→ **Problem description**
Show every line of the records below that contains the word "polluted".

→ **Dataset extract**
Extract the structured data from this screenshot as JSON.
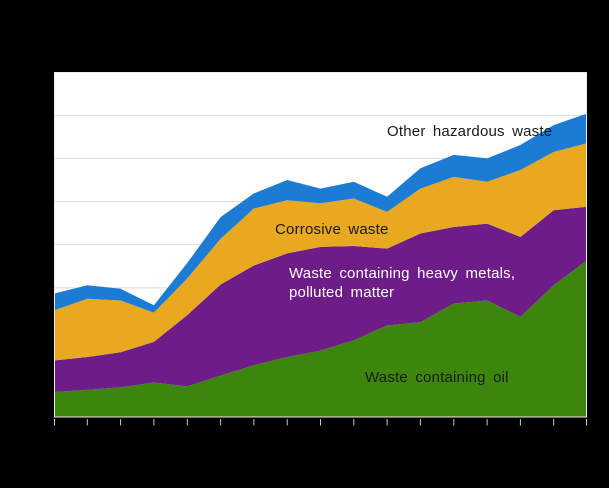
{
  "figure": {
    "title": "",
    "labels": {
      "other_hazardous": "Other hazardous waste",
      "corrosive": "Corrosive waste",
      "heavy_metals_line1": "Waste containing heavy metals,",
      "heavy_metals_line2": "polluted matter",
      "oil": "Waste containing oil"
    }
  },
  "colors": {
    "background": "#000000",
    "plot_bg": "#ffffff",
    "gridline": "#d9d9d9",
    "plot_border": "#ebebeb",
    "tick": "#cccccc",
    "label_dark": "#1a1a1a",
    "label_light": "#ffffff",
    "oil_green": "#3c860d",
    "metals_purple": "#6e1c87",
    "corrosive_gold": "#e8a820",
    "other_blue": "#1c7bd3"
  },
  "chart_data": {
    "type": "area",
    "stacked": true,
    "title": "",
    "xlabel": "",
    "ylabel": "",
    "x": {
      "tick_count": 17,
      "tick_labels": [],
      "labels_visible": false
    },
    "y": {
      "gridline_divisions": 8,
      "ylim": [
        0,
        8
      ],
      "tick_labels_visible": false,
      "grid": true
    },
    "legend_position": "inline-area-labels",
    "values_unit": "gridline-divisions (axis numbers not visible in image)",
    "series": [
      {
        "id": "waste-containing-oil",
        "name": "Waste containing oil",
        "color": "#3c860d",
        "values": [
          0.59,
          0.64,
          0.7,
          0.81,
          0.72,
          0.97,
          1.21,
          1.4,
          1.55,
          1.79,
          2.13,
          2.21,
          2.64,
          2.71,
          2.33,
          3.06,
          3.64
        ]
      },
      {
        "id": "waste-containing-heavy-metals-polluted-matter",
        "name": "Waste containing heavy metals, polluted matter",
        "color": "#6e1c87",
        "values": [
          0.73,
          0.76,
          0.81,
          0.94,
          1.65,
          2.11,
          2.31,
          2.4,
          2.4,
          2.18,
          1.78,
          2.05,
          1.77,
          1.78,
          1.85,
          1.74,
          1.24
        ]
      },
      {
        "id": "corrosive-waste",
        "name": "Corrosive waste",
        "color": "#e8a820",
        "values": [
          1.16,
          1.35,
          1.2,
          0.68,
          0.85,
          1.06,
          1.32,
          1.23,
          1.01,
          1.1,
          0.85,
          1.04,
          1.16,
          0.97,
          1.55,
          1.35,
          1.47
        ]
      },
      {
        "id": "other-hazardous-waste",
        "name": "Other hazardous waste",
        "color": "#1c7bd3",
        "values": [
          0.39,
          0.31,
          0.27,
          0.17,
          0.36,
          0.5,
          0.35,
          0.47,
          0.34,
          0.39,
          0.35,
          0.47,
          0.51,
          0.54,
          0.58,
          0.62,
          0.69
        ]
      }
    ]
  }
}
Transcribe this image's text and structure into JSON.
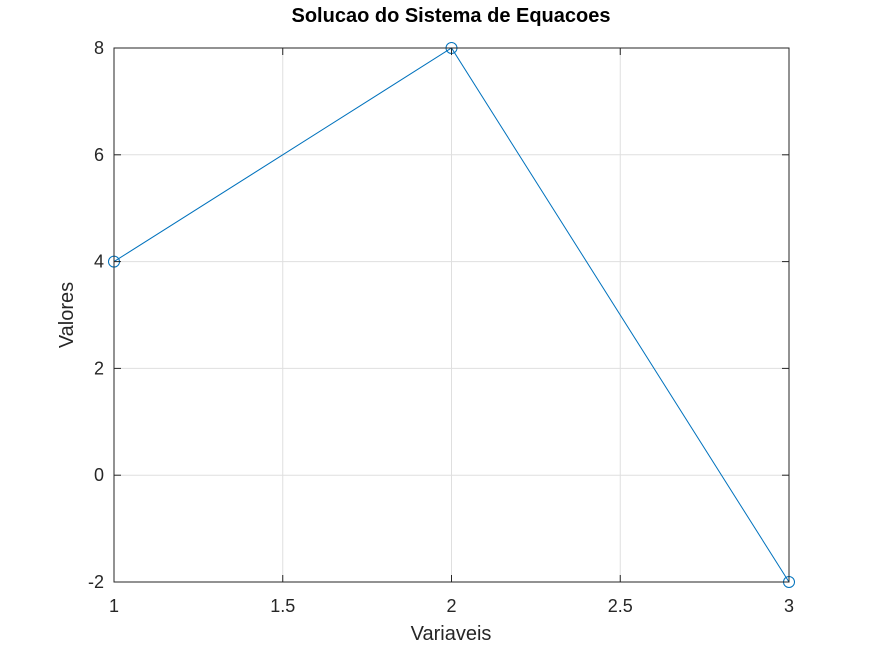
{
  "chart_data": {
    "type": "line",
    "title": "Solucao do Sistema de Equacoes",
    "xlabel": "Variaveis",
    "ylabel": "Valores",
    "xlim": [
      1,
      3
    ],
    "ylim": [
      -2,
      8
    ],
    "xticks": [
      "1",
      "1.5",
      "2",
      "2.5",
      "3"
    ],
    "yticks": [
      "-2",
      "0",
      "2",
      "4",
      "6",
      "8"
    ],
    "grid": true,
    "marker": "circle",
    "series": [
      {
        "x": [
          1,
          2,
          3
        ],
        "values": [
          4,
          8,
          -2
        ],
        "color": "#0072BD"
      }
    ]
  }
}
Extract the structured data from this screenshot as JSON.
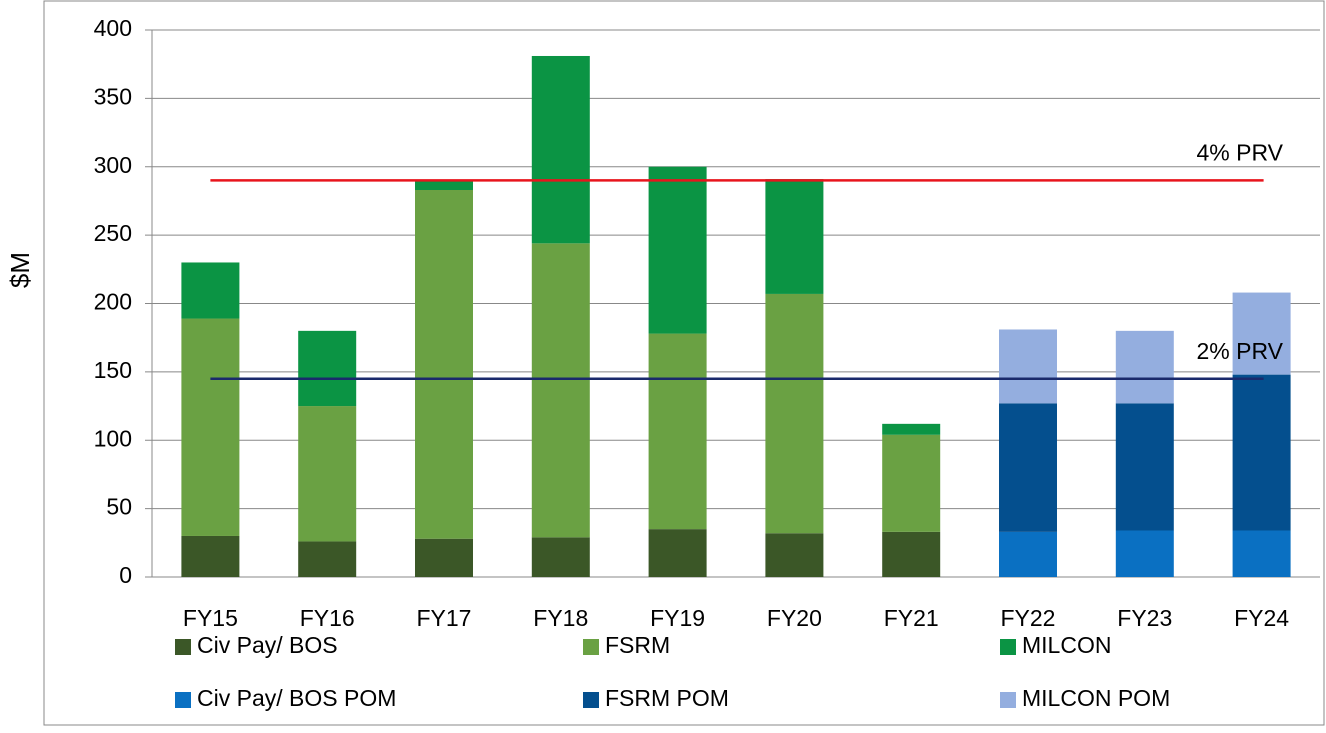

→ **Response**
      "heavy_metals_line2": "polluted matter",
        "id": "waste-containing-heavy-metals-polluted-matter",
        "name": "Waste containing heavy metals, polluted matter",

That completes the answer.